# Task to complete:
Exact copies of the lines from the one with "OCR this image." through the last line of the entries, and no pictures, make up the answer.
Given data section start
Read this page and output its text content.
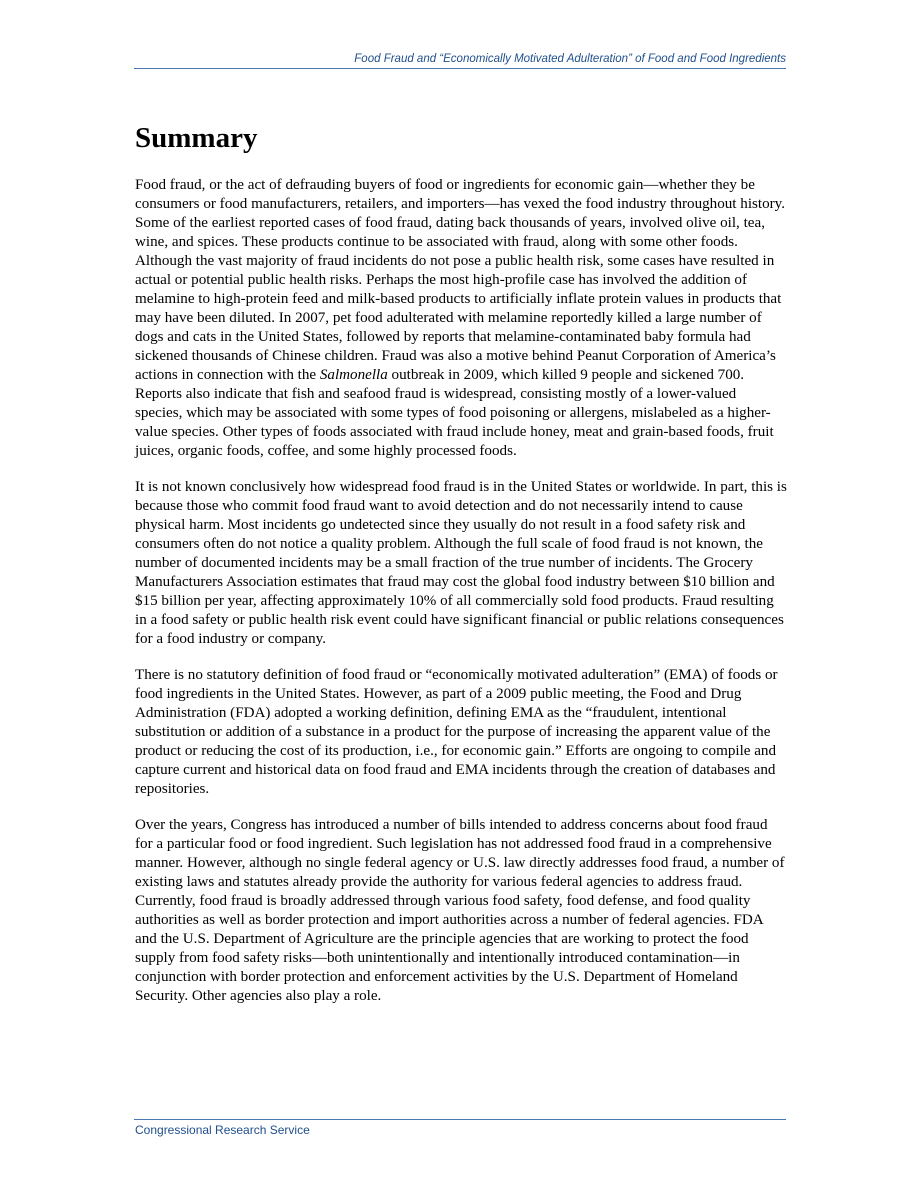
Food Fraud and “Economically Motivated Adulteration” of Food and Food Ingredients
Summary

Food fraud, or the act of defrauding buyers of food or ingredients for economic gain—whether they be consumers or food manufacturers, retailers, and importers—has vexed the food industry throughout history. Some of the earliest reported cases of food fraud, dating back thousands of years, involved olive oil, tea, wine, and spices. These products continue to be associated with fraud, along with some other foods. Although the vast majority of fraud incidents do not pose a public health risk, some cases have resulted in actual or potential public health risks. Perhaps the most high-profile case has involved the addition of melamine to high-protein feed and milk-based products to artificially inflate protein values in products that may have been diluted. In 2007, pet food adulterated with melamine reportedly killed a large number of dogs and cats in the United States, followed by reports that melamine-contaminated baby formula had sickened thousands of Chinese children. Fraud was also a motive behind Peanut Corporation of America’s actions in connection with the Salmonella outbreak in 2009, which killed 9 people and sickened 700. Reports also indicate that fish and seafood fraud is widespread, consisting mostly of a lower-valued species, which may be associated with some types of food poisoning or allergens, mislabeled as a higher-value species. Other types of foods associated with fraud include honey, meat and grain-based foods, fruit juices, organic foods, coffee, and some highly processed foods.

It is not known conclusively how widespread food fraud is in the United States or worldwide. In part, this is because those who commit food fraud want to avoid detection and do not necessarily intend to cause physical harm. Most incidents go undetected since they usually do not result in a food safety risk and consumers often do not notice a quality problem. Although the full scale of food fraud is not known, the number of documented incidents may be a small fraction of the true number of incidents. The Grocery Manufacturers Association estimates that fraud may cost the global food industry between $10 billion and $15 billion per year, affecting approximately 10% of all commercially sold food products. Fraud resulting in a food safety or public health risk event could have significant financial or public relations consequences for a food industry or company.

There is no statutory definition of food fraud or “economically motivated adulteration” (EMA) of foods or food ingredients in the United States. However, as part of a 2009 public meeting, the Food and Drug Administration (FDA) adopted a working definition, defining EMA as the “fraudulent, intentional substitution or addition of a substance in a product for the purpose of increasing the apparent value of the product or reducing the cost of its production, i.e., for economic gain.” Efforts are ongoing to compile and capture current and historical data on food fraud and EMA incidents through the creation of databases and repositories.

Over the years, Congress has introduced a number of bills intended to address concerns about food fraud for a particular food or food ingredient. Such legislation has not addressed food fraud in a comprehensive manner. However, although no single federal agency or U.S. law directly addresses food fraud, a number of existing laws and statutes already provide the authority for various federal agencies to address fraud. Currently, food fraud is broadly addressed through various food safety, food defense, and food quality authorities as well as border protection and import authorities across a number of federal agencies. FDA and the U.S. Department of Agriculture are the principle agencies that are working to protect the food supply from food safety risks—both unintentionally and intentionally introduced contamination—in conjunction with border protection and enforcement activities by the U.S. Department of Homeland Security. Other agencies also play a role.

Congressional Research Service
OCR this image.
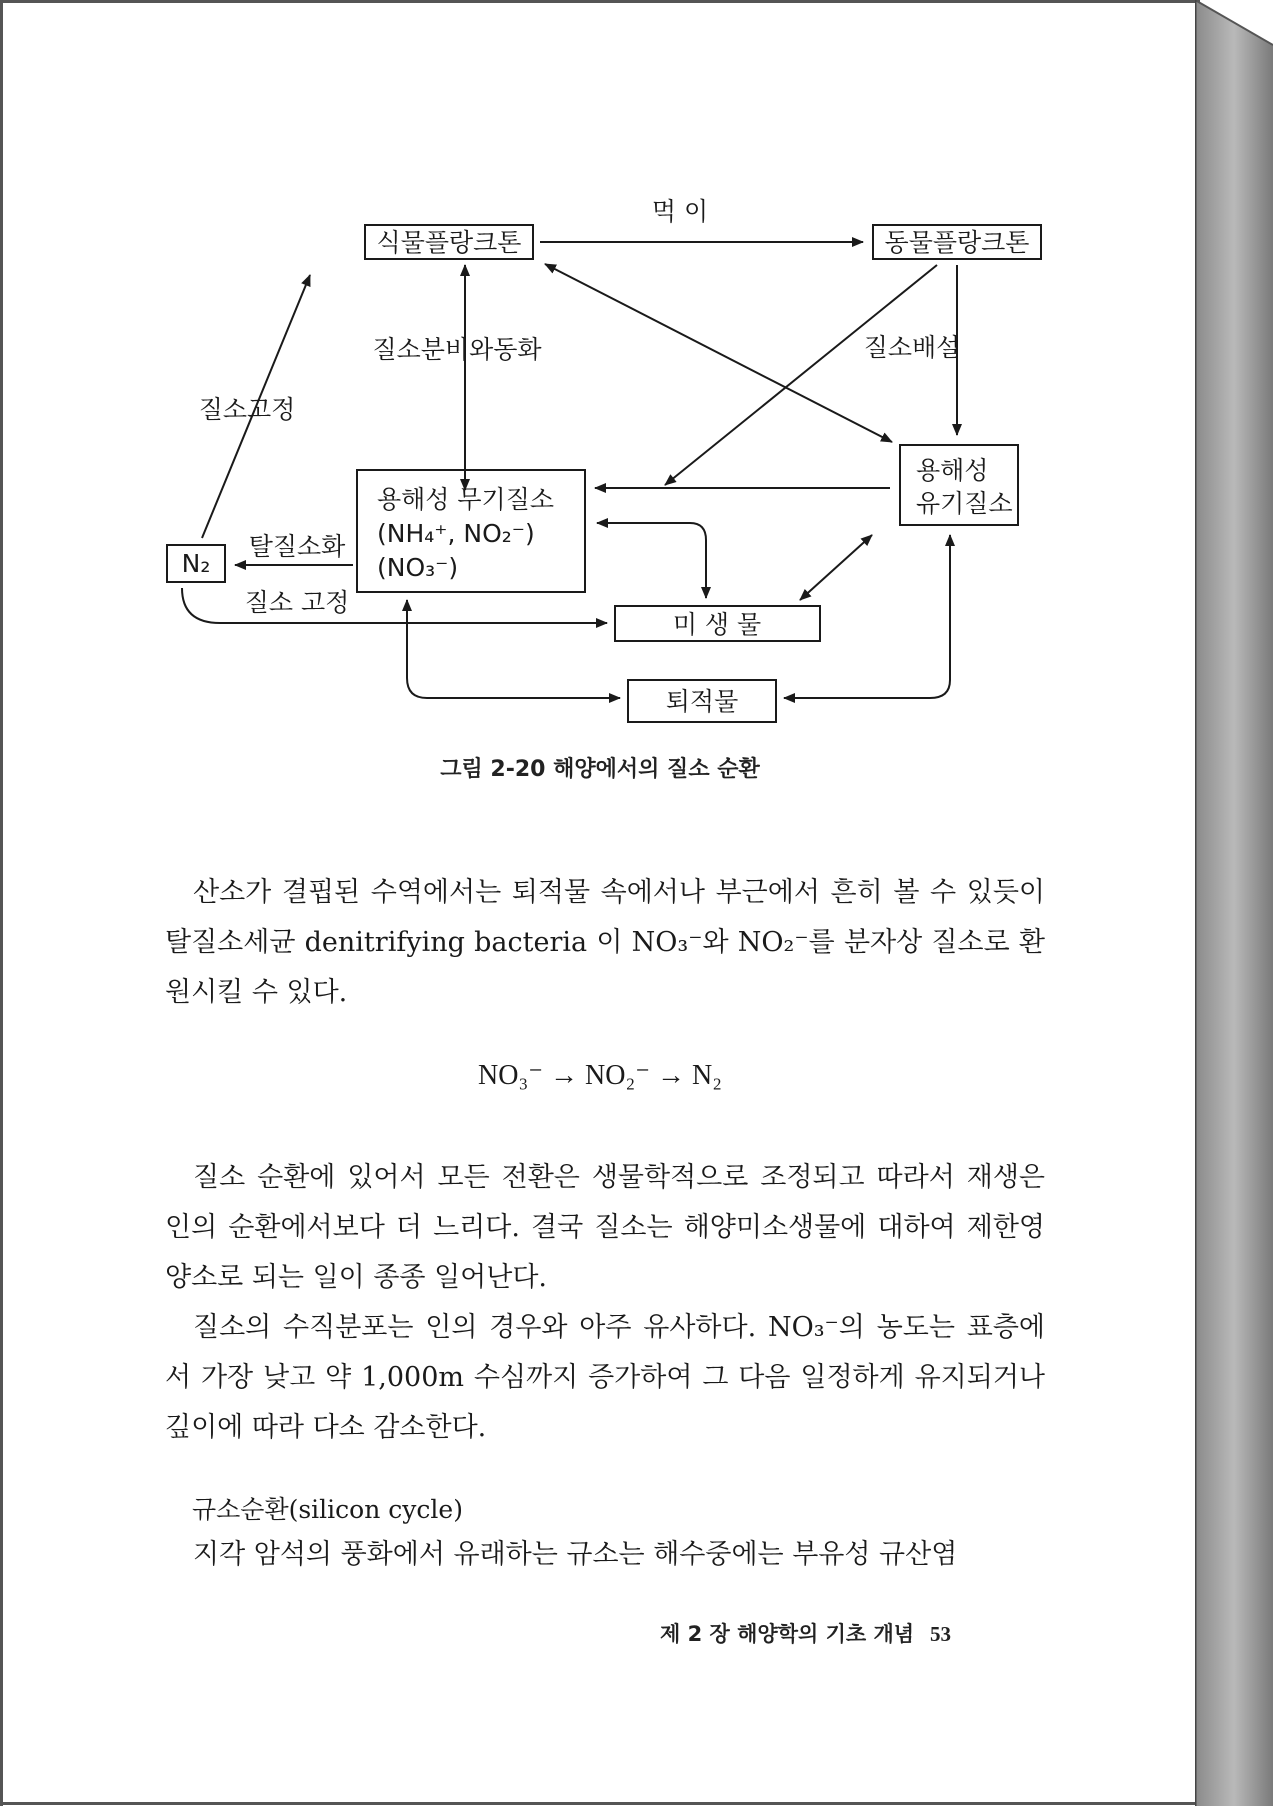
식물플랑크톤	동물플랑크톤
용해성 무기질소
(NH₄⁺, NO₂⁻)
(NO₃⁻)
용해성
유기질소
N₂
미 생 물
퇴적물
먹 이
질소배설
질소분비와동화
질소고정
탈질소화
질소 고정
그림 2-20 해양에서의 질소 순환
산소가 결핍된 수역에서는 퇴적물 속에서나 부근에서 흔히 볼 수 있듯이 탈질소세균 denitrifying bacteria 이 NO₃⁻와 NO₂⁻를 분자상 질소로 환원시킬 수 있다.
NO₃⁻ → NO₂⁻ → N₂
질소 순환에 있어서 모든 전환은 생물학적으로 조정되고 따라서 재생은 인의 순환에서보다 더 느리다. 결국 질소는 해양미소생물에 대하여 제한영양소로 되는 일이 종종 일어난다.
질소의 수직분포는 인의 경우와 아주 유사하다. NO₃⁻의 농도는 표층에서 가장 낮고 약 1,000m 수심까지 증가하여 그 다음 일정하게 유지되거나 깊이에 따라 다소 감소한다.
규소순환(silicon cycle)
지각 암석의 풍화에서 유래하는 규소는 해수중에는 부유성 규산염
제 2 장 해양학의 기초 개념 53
Given data section end
# Written reply:
OCR this image.
식물플랑크톤	동물플랑크톤
용해성 무기질소
(NH₄⁺, NO₂⁻)
(NO₃⁻)
용해성
유기질소
N₂
미 생 물
퇴적물
먹 이
질소배설
질소분비와동화
질소고정
탈질소화
질소 고정
그림 2-20 해양에서의 질소 순환
산소가 결핍된 수역에서는 퇴적물 속에서나 부근에서 흔히 볼 수 있듯이 탈질소세균 denitrifying bacteria 이 NO₃⁻와 NO₂⁻를 분자상 질소로 환원시킬 수 있다.
NO₃⁻ → NO₂⁻ → N₂
질소 순환에 있어서 모든 전환은 생물학적으로 조정되고 따라서 재생은 인의 순환에서보다 더 느리다. 결국 질소는 해양미소생물에 대하여 제한영양소로 되는 일이 종종 일어난다.
질소의 수직분포는 인의 경우와 아주 유사하다. NO₃⁻의 농도는 표층에서 가장 낮고 약 1,000m 수심까지 증가하여 그 다음 일정하게 유지되거나 깊이에 따라 다소 감소한다.
규소순환(silicon cycle)
지각 암석의 풍화에서 유래하는 규소는 해수중에는 부유성 규산염
제 2 장 해양학의 기초 개념 53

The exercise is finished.